■ **Short problem**:
Search the data below for the string "воздуха". Extract every line that contains it.

====== Given data ======

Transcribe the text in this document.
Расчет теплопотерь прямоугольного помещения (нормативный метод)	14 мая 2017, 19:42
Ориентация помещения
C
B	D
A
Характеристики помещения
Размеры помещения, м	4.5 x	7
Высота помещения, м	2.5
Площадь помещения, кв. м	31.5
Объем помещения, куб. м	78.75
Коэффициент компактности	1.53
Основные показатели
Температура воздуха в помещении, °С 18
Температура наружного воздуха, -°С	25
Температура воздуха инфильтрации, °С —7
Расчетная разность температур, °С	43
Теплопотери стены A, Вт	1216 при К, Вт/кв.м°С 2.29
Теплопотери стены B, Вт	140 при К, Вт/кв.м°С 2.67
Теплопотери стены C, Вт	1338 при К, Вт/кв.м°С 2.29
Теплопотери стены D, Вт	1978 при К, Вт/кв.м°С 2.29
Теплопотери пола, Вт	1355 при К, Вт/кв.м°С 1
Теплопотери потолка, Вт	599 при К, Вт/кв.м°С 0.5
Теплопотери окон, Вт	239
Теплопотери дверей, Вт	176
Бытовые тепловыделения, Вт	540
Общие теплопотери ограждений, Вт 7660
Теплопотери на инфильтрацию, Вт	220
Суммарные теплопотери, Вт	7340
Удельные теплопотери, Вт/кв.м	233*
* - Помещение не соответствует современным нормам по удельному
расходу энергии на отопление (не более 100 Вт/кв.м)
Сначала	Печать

======

■ **In response**:
Температура воздуха в помещении, °С 18
Температура наружного воздуха, -°С	25
Температура воздуха инфильтрации, °С —7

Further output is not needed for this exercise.